PROBLEM TO WORK ON: Copy out each line below that has the word "been" in it.

DATA ROWS:
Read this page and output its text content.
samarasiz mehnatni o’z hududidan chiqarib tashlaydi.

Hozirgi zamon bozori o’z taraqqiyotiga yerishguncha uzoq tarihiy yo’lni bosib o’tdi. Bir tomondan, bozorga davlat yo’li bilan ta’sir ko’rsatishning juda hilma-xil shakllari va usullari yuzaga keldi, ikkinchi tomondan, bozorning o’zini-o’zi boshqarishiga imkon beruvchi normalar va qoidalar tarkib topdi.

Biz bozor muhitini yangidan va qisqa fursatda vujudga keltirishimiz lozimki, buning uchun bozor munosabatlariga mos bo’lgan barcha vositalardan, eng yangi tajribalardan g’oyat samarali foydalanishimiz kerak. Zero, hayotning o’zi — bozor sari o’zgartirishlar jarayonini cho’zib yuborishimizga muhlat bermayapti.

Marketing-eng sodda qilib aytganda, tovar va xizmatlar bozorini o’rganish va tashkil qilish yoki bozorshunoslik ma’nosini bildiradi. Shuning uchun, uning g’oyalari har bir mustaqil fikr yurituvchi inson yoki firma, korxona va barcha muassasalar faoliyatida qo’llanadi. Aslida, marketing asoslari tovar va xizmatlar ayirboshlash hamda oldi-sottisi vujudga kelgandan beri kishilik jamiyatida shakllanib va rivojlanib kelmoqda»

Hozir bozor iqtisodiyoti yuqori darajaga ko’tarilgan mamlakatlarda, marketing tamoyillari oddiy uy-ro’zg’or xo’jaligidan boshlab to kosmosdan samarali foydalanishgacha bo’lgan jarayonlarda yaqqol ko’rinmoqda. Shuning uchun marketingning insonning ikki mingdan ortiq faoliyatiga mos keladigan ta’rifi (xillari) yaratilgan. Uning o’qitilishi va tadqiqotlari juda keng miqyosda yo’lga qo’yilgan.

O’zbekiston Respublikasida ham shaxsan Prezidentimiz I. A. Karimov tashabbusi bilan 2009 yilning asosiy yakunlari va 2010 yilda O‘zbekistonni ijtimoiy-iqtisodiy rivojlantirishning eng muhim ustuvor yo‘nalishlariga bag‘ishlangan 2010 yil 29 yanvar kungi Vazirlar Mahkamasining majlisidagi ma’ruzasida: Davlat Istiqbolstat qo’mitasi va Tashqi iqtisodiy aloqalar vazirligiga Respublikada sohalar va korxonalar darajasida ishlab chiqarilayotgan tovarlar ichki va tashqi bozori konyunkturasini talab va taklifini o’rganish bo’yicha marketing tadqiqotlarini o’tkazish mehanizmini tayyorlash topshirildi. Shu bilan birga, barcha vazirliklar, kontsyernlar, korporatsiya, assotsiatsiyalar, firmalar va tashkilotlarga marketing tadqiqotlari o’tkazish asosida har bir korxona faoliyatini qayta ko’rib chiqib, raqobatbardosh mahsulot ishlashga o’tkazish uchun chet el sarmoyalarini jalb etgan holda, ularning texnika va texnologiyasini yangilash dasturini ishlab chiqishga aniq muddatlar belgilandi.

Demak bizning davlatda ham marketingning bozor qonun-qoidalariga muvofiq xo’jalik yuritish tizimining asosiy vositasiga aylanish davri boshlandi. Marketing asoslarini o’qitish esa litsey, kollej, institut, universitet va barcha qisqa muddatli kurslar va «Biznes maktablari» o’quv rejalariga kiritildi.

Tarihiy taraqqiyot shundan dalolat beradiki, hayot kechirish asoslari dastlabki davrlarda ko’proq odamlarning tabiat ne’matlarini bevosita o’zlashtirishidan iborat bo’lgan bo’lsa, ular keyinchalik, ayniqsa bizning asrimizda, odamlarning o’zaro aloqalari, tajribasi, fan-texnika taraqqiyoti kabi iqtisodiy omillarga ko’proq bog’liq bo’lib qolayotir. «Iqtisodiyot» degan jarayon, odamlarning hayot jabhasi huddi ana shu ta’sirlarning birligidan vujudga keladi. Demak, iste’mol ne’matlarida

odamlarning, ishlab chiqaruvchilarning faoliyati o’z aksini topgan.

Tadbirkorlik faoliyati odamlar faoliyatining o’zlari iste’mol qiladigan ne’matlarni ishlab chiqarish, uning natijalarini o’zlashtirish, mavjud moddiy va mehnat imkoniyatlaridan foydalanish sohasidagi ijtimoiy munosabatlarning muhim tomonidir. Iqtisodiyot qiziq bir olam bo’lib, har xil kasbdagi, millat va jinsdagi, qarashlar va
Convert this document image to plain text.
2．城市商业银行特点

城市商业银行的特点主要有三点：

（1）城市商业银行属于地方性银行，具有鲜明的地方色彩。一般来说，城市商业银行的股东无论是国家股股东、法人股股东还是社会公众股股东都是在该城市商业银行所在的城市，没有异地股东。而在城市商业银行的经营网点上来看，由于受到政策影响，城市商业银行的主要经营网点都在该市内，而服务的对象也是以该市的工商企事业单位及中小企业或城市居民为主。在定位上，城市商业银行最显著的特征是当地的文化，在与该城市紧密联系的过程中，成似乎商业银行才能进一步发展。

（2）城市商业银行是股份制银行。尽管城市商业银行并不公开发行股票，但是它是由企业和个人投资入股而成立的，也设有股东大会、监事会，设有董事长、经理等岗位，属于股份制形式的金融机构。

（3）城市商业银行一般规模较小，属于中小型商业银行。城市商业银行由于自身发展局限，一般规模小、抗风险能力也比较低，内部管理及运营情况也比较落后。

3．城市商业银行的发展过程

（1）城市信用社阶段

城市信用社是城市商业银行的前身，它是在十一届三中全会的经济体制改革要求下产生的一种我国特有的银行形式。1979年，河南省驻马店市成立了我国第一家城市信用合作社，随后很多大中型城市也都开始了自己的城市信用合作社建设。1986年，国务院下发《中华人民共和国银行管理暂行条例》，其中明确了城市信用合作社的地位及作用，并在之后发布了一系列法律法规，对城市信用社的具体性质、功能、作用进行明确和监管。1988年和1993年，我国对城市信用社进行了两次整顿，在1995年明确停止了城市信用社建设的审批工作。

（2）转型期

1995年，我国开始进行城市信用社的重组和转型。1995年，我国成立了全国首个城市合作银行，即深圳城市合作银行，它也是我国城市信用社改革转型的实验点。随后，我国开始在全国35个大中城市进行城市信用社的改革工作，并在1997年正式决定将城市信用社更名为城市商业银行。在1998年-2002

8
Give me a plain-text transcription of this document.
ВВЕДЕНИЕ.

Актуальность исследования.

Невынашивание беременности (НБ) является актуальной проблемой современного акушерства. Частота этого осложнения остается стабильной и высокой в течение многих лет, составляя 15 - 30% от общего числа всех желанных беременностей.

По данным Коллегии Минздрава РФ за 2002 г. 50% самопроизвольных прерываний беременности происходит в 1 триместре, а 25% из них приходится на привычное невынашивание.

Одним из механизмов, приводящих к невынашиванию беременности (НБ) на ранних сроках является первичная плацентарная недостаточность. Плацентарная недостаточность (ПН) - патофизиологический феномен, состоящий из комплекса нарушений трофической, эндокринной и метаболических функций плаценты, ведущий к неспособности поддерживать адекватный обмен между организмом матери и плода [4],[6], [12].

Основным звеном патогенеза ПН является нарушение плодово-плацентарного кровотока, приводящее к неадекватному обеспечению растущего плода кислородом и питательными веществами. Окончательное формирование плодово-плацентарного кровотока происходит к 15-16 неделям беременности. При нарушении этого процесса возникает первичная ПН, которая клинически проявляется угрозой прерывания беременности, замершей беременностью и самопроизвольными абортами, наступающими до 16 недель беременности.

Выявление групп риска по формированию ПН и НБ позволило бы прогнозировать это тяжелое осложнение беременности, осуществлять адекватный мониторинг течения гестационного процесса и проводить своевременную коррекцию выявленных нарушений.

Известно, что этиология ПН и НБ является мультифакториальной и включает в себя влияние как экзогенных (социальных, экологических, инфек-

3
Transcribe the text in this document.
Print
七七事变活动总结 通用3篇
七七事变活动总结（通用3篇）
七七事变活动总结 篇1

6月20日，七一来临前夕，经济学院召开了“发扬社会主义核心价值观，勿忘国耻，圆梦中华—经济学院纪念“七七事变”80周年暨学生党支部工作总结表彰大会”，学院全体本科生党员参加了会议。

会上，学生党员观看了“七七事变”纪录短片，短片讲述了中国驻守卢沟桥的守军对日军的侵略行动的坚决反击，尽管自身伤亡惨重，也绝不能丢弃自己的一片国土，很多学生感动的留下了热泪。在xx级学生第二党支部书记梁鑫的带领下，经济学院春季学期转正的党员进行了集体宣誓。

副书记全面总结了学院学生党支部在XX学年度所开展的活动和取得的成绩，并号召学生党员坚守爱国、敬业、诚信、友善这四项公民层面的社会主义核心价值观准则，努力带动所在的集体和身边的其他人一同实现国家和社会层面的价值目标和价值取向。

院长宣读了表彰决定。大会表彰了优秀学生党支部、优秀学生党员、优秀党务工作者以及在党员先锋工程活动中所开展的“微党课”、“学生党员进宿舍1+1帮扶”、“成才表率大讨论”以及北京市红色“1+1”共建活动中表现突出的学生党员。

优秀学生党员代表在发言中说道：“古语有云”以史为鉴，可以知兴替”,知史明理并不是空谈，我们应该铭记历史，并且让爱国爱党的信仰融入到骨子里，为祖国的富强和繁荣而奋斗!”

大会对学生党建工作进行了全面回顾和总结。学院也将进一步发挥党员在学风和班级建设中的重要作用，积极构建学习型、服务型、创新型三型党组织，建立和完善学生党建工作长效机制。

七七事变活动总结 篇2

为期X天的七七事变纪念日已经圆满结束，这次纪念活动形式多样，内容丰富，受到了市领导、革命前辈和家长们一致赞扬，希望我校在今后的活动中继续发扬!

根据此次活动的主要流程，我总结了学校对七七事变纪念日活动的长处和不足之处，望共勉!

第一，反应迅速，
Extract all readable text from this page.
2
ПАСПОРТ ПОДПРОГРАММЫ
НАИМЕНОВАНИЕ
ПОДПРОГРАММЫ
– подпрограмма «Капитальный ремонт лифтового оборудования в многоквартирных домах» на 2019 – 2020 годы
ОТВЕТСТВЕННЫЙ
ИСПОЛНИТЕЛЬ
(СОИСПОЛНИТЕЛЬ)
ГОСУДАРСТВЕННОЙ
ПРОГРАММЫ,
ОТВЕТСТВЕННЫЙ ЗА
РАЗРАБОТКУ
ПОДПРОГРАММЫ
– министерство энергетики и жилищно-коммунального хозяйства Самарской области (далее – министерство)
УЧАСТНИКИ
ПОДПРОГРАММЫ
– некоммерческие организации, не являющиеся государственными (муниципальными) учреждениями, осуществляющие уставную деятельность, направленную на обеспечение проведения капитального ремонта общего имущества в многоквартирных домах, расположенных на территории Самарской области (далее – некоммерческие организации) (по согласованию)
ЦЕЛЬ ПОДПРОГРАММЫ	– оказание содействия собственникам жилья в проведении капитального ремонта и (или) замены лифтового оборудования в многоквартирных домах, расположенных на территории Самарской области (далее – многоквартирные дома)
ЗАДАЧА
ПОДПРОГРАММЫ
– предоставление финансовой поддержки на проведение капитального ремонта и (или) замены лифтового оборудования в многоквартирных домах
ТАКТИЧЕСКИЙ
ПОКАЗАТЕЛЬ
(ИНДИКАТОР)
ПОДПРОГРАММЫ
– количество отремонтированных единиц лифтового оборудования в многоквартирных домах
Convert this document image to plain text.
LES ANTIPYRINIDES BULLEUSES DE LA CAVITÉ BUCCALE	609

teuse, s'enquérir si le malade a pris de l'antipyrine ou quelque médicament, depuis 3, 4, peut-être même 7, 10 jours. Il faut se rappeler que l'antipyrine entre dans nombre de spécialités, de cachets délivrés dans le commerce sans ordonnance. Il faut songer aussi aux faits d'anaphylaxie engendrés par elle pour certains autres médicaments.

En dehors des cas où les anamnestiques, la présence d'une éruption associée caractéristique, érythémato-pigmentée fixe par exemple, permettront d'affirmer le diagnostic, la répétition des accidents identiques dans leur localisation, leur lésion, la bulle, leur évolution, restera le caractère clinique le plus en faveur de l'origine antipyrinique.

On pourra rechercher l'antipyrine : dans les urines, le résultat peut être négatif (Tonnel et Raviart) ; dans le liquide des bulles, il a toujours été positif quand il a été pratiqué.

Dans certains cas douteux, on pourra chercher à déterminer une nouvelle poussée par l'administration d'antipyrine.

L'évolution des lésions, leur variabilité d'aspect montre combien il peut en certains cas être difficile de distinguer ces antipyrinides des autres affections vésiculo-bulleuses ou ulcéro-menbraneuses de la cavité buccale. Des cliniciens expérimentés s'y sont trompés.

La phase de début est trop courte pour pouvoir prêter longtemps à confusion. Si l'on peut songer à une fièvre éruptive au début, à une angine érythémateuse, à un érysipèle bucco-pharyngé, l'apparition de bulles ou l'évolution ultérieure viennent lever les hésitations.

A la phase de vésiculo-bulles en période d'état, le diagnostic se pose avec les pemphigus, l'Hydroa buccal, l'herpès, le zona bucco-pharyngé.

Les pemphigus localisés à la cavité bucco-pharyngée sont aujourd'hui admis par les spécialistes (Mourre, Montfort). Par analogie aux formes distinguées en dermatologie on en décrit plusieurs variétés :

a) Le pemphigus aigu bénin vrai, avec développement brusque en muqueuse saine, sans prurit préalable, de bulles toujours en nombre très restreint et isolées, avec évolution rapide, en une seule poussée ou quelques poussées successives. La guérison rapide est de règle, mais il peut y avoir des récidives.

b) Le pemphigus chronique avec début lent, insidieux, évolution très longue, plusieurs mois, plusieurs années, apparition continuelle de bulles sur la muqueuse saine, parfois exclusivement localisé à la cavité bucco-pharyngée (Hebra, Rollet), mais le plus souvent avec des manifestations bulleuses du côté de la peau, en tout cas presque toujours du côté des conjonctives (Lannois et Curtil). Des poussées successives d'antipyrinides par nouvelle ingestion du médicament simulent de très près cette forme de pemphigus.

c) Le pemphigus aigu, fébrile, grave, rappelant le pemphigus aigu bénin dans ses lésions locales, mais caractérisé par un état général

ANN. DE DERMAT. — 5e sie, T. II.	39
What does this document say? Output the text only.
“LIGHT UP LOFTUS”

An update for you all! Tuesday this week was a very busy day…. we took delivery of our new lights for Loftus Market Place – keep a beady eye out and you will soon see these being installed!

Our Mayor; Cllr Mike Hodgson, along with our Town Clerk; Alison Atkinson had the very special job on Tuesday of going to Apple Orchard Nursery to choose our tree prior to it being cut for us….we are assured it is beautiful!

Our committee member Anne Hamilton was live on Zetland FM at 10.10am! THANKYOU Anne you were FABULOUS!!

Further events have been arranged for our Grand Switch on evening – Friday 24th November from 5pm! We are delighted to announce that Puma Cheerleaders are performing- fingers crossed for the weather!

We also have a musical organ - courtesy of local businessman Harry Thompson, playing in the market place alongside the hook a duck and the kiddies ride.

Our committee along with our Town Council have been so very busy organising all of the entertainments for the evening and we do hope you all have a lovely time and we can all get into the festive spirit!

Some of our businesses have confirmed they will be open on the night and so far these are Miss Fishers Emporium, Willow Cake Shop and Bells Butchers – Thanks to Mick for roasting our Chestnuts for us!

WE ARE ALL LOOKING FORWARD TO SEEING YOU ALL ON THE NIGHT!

RESULT OF THE EXERCISE:
Further events have been arranged for our Grand Switch on evening – Friday 24th November from 5pm! We are delighted to announce that Puma Cheerleaders are performing- fingers crossed for the weather!
Our committee along with our Town Council have been so very busy organising all of the entertainments for the evening and we do hope you all have a lovely time and we can all get into the festive spirit!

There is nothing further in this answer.